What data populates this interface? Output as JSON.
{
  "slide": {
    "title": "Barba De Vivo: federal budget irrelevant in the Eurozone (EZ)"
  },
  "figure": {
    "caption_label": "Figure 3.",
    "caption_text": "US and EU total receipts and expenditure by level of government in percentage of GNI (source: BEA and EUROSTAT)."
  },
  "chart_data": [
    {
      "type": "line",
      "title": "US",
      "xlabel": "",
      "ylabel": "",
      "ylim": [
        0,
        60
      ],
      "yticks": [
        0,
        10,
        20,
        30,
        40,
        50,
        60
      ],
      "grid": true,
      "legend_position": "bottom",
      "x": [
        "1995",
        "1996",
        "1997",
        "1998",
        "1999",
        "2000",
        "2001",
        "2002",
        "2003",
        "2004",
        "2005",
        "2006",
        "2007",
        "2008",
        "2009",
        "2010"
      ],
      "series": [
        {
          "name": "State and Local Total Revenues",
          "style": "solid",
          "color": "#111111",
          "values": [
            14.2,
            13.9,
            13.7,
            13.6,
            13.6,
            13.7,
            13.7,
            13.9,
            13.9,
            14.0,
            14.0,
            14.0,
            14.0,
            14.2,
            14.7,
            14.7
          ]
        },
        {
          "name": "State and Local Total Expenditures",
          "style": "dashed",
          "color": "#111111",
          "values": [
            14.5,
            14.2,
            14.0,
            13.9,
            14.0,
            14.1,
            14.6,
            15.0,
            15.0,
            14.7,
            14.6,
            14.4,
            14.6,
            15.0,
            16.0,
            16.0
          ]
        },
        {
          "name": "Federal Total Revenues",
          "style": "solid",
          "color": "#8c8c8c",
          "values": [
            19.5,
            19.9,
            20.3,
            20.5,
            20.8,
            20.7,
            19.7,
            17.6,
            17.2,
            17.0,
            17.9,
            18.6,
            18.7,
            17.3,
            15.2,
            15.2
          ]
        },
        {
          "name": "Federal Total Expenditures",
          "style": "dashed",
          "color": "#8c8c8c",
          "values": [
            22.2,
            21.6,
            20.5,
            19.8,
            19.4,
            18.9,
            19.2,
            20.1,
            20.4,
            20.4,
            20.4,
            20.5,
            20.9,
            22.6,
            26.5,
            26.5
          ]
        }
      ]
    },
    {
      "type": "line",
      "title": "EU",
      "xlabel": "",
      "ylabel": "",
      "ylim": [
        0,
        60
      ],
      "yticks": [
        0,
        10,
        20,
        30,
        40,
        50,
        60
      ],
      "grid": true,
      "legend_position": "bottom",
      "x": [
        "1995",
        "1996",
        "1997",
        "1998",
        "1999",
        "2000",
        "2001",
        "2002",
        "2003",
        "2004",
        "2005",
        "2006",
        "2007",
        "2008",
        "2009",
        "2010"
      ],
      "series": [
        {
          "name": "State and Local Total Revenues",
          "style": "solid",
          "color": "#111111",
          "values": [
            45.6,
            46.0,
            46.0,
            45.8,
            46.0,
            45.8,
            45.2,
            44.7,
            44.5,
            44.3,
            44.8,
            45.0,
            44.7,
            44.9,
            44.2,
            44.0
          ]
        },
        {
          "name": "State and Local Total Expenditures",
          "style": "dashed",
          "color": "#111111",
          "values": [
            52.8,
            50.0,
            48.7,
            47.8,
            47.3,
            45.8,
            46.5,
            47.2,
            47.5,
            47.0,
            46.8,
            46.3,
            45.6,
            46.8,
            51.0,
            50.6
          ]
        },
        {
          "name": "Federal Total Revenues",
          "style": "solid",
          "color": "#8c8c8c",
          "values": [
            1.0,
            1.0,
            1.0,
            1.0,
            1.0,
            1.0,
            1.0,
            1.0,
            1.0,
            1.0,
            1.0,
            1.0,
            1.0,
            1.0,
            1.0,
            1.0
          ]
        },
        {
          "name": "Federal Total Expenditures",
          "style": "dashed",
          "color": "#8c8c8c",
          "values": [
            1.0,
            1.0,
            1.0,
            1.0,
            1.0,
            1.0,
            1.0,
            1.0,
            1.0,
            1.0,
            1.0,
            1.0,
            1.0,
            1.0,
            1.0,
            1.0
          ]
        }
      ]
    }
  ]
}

########

**TASK DETAILS**
Return the entries in full, keeping every line exactly as it is.

**ANSWER TO THIS EXERCISE**
What data populates this interface? Output as JSON.
{
  "slide": {
    "title": "Barba De Vivo: federal budget irrelevant in the Eurozone (EZ)"
  },
  "figure": {
    "caption_label": "Figure 3.",
    "caption_text": "US and EU total receipts and expenditure by level of government in percentage of GNI (source: BEA and EUROSTAT)."
  },
  "chart_data": [
    {
      "type": "line",
      "title": "US",
      "xlabel": "",
      "ylabel": "",
      "ylim": [
        0,
        60
      ],
      "yticks": [
        0,
        10,
        20,
        30,
        40,
        50,
        60
      ],
      "grid": true,
      "legend_position": "bottom",
      "x": [
        "1995",
        "1996",
        "1997",
        "1998",
        "1999",
        "2000",
        "2001",
        "2002",
        "2003",
        "2004",
        "2005",
        "2006",
        "2007",
        "2008",
        "2009",
        "2010"
      ],
      "series": [
        {
          "name": "State and Local Total Revenues",
          "style": "solid",
          "color": "#111111",
          "values": [
            14.2,
            13.9,
            13.7,
            13.6,
            13.6,
            13.7,
            13.7,
            13.9,
            13.9,
            14.0,
            14.0,
            14.0,
            14.0,
            14.2,
            14.7,
            14.7
          ]
        },
        {
          "name": "State and Local Total Expenditures",
          "style": "dashed",
          "color": "#111111",
          "values": [
            14.5,
            14.2,
            14.0,
            13.9,
            14.0,
            14.1,
            14.6,
            15.0,
            15.0,
            14.7,
            14.6,
            14.4,
            14.6,
            15.0,
            16.0,
            16.0
          ]
        },
        {
          "name": "Federal Total Revenues",
          "style": "solid",
          "color": "#8c8c8c",
          "values": [
            19.5,
            19.9,
            20.3,
            20.5,
            20.8,
            20.7,
            19.7,
            17.6,
            17.2,
            17.0,
            17.9,
            18.6,
            18.7,
            17.3,
            15.2,
            15.2
          ]
        },
        {
          "name": "Federal Total Expenditures",
          "style": "dashed",
          "color": "#8c8c8c",
          "values": [
            22.2,
            21.6,
            20.5,
            19.8,
            19.4,
            18.9,
            19.2,
            20.1,
            20.4,
            20.4,
            20.4,
            20.5,
            20.9,
            22.6,
            26.5,
            26.5
          ]
        }
      ]
    },
    {
      "type": "line",
      "title": "EU",
      "xlabel": "",
      "ylabel": "",
      "ylim": [
        0,
        60
      ],
      "yticks": [
        0,
        10,
        20,
        30,
        40,
        50,
        60
      ],
      "grid": true,
      "legend_position": "bottom",
      "x": [
        "1995",
        "1996",
        "1997",
        "1998",
        "1999",
        "2000",
        "2001",
        "2002",
        "2003",
        "2004",
        "2005",
        "2006",
        "2007",
        "2008",
        "2009",
        "2010"
      ],
      "series": [
        {
          "name": "State and Local Total Revenues",
          "style": "solid",
          "color": "#111111",
          "values": [
            45.6,
            46.0,
            46.0,
            45.8,
            46.0,
            45.8,
            45.2,
            44.7,
            44.5,
            44.3,
            44.8,
            45.0,
            44.7,
            44.9,
            44.2,
            44.0
          ]
        },
        {
          "name": "State and Local Total Expenditures",
          "style": "dashed",
          "color": "#111111",
          "values": [
            52.8,
            50.0,
            48.7,
            47.8,
            47.3,
            45.8,
            46.5,
            47.2,
            47.5,
            47.0,
            46.8,
            46.3,
            45.6,
            46.8,
            51.0,
            50.6
          ]
        },
        {
          "name": "Federal Total Revenues",
          "style": "solid",
          "color": "#8c8c8c",
          "values": [
            1.0,
            1.0,
            1.0,
            1.0,
            1.0,
            1.0,
            1.0,
            1.0,
            1.0,
            1.0,
            1.0,
            1.0,
            1.0,
            1.0,
            1.0,
            1.0
          ]
        },
        {
          "name": "Federal Total Expenditures",
          "style": "dashed",
          "color": "#8c8c8c",
          "values": [
            1.0,
            1.0,
            1.0,
            1.0,
            1.0,
            1.0,
            1.0,
            1.0,
            1.0,
            1.0,
            1.0,
            1.0,
            1.0,
            1.0,
            1.0,
            1.0
          ]
        }
      ]
    }
  ]
}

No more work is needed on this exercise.